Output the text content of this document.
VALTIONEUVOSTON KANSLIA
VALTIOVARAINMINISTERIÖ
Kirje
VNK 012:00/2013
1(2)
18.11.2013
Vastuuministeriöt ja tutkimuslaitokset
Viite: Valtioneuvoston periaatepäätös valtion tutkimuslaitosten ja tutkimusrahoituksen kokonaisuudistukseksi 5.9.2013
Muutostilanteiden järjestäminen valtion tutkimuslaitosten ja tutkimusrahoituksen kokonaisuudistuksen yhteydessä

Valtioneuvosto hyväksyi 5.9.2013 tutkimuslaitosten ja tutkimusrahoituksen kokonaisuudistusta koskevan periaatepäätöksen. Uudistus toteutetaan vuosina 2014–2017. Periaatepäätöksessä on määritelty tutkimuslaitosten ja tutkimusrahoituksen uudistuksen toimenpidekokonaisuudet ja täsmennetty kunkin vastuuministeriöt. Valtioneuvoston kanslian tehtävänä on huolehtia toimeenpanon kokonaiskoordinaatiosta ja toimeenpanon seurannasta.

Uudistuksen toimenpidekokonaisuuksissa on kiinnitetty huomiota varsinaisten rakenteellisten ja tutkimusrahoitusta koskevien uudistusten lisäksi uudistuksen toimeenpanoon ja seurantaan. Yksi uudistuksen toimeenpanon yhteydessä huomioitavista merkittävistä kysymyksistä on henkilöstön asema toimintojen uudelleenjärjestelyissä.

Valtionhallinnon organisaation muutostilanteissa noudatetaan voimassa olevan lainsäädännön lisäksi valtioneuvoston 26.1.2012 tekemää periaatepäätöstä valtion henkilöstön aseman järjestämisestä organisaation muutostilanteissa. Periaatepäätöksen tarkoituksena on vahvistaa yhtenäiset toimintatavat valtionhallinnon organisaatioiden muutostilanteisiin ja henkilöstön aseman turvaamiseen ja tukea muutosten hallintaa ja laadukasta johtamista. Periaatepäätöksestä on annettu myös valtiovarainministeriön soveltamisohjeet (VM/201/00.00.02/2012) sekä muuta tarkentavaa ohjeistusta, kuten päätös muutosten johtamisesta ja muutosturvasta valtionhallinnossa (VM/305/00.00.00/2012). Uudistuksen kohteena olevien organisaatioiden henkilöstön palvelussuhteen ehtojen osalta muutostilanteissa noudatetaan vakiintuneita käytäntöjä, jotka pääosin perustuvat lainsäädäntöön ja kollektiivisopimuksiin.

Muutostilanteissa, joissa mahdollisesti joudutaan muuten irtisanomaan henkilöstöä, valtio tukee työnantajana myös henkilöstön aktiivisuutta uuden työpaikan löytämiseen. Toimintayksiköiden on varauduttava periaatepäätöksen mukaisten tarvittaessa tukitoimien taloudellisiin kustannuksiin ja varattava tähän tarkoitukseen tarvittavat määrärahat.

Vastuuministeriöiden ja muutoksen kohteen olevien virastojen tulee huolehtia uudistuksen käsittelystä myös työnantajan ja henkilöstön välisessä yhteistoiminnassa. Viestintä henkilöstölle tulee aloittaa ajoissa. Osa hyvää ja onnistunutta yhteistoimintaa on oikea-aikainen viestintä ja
================================
Challenge
Repeat the records above exactly, from the first line to the last.

Response
Output the text content of this document.
VALTIONEUVOSTON KANSLIA
VALTIOVARAINMINISTERIÖ
Kirje
VNK 012:00/2013
1(2)
18.11.2013
Vastuuministeriöt ja tutkimuslaitokset
Viite: Valtioneuvoston periaatepäätös valtion tutkimuslaitosten ja tutkimusrahoituksen kokonaisuudistukseksi 5.9.2013
Muutostilanteiden järjestäminen valtion tutkimuslaitosten ja tutkimusrahoituksen kokonaisuudistuksen yhteydessä

Valtioneuvosto hyväksyi 5.9.2013 tutkimuslaitosten ja tutkimusrahoituksen kokonaisuudistusta koskevan periaatepäätöksen. Uudistus toteutetaan vuosina 2014–2017. Periaatepäätöksessä on määritelty tutkimuslaitosten ja tutkimusrahoituksen uudistuksen toimenpidekokonaisuudet ja täsmennetty kunkin vastuuministeriöt. Valtioneuvoston kanslian tehtävänä on huolehtia toimeenpanon kokonaiskoordinaatiosta ja toimeenpanon seurannasta.

Uudistuksen toimenpidekokonaisuuksissa on kiinnitetty huomiota varsinaisten rakenteellisten ja tutkimusrahoitusta koskevien uudistusten lisäksi uudistuksen toimeenpanoon ja seurantaan. Yksi uudistuksen toimeenpanon yhteydessä huomioitavista merkittävistä kysymyksistä on henkilöstön asema toimintojen uudelleenjärjestelyissä.

Valtionhallinnon organisaation muutostilanteissa noudatetaan voimassa olevan lainsäädännön lisäksi valtioneuvoston 26.1.2012 tekemää periaatepäätöstä valtion henkilöstön aseman järjestämisestä organisaation muutostilanteissa. Periaatepäätöksen tarkoituksena on vahvistaa yhtenäiset toimintatavat valtionhallinnon organisaatioiden muutostilanteisiin ja henkilöstön aseman turvaamiseen ja tukea muutosten hallintaa ja laadukasta johtamista. Periaatepäätöksestä on annettu myös valtiovarainministeriön soveltamisohjeet (VM/201/00.00.02/2012) sekä muuta tarkentavaa ohjeistusta, kuten päätös muutosten johtamisesta ja muutosturvasta valtionhallinnossa (VM/305/00.00.00/2012). Uudistuksen kohteena olevien organisaatioiden henkilöstön palvelussuhteen ehtojen osalta muutostilanteissa noudatetaan vakiintuneita käytäntöjä, jotka pääosin perustuvat lainsäädäntöön ja kollektiivisopimuksiin.

Muutostilanteissa, joissa mahdollisesti joudutaan muuten irtisanomaan henkilöstöä, valtio tukee työnantajana myös henkilöstön aktiivisuutta uuden työpaikan löytämiseen. Toimintayksiköiden on varauduttava periaatepäätöksen mukaisten tarvittaessa tukitoimien taloudellisiin kustannuksiin ja varattava tähän tarkoitukseen tarvittavat määrärahat.

Vastuuministeriöiden ja muutoksen kohteen olevien virastojen tulee huolehtia uudistuksen käsittelystä myös työnantajan ja henkilöstön välisessä yhteistoiminnassa. Viestintä henkilöstölle tulee aloittaa ajoissa. Osa hyvää ja onnistunutta yhteistoimintaa on oikea-aikainen viestintä ja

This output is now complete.